• **Data to process**:

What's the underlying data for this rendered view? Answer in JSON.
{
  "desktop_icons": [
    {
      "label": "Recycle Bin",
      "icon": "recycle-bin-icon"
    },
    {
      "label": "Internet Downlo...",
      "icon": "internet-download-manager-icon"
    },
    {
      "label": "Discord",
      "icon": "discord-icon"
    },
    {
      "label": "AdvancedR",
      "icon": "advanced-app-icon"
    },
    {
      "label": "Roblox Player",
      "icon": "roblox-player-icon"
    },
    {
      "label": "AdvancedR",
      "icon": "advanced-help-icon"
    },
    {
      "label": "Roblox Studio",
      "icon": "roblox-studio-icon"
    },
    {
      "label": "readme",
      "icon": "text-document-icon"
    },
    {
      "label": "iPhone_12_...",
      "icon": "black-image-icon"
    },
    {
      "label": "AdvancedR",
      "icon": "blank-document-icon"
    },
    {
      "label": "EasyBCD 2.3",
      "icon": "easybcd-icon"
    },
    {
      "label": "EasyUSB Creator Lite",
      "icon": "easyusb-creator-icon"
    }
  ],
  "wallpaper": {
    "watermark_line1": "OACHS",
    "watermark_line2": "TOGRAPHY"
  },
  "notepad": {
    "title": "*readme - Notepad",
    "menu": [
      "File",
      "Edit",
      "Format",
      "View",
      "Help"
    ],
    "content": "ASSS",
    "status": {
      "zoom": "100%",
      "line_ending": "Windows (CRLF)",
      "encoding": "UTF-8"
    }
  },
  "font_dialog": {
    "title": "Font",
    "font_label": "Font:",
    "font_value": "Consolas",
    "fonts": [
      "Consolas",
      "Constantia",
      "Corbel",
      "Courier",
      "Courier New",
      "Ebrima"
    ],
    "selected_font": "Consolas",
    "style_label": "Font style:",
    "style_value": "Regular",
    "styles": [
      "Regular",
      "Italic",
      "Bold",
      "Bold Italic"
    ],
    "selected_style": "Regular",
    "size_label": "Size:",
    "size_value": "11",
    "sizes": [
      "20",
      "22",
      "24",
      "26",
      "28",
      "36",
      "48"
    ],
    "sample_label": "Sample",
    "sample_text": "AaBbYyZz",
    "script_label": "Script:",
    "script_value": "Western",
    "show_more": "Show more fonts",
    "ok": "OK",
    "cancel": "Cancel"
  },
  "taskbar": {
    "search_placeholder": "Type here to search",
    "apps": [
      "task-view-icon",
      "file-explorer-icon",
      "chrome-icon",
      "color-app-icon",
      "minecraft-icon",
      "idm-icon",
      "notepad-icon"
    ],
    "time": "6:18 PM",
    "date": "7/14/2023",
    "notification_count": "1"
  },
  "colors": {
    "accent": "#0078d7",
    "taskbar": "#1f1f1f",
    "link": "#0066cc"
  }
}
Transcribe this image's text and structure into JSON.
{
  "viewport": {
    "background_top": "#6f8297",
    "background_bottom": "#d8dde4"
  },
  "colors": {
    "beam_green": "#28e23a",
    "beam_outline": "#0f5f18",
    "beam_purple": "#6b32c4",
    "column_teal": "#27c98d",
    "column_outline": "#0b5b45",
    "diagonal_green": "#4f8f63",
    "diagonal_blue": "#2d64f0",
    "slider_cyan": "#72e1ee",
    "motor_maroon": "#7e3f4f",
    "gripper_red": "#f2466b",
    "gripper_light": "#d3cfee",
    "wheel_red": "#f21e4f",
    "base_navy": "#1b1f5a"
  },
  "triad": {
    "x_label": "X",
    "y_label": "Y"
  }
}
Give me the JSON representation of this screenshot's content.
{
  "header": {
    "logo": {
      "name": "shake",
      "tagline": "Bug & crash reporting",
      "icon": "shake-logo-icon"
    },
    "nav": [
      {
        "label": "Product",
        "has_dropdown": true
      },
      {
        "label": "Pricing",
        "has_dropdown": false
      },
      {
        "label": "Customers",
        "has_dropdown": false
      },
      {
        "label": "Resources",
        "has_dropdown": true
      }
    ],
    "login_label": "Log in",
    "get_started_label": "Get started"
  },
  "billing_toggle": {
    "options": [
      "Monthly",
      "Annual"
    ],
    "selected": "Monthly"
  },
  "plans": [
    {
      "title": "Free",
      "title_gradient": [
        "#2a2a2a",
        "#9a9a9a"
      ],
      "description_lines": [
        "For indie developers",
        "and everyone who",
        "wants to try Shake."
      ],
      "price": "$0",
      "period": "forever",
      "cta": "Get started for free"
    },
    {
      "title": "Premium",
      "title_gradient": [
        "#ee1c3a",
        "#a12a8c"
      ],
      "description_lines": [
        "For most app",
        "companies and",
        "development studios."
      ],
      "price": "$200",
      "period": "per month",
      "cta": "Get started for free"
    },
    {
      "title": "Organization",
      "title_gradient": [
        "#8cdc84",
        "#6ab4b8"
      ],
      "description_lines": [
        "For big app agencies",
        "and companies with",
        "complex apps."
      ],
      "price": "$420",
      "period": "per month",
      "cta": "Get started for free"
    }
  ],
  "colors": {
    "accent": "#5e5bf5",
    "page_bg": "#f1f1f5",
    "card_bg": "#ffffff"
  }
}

• **Exercise**:
Return a copy of every line that includes the word "this".

• **Exercise output**:
What's the underlying data for this rendered view? Answer in JSON.
Transcribe this image's text and structure into JSON.
Give me the JSON representation of this screenshot's content.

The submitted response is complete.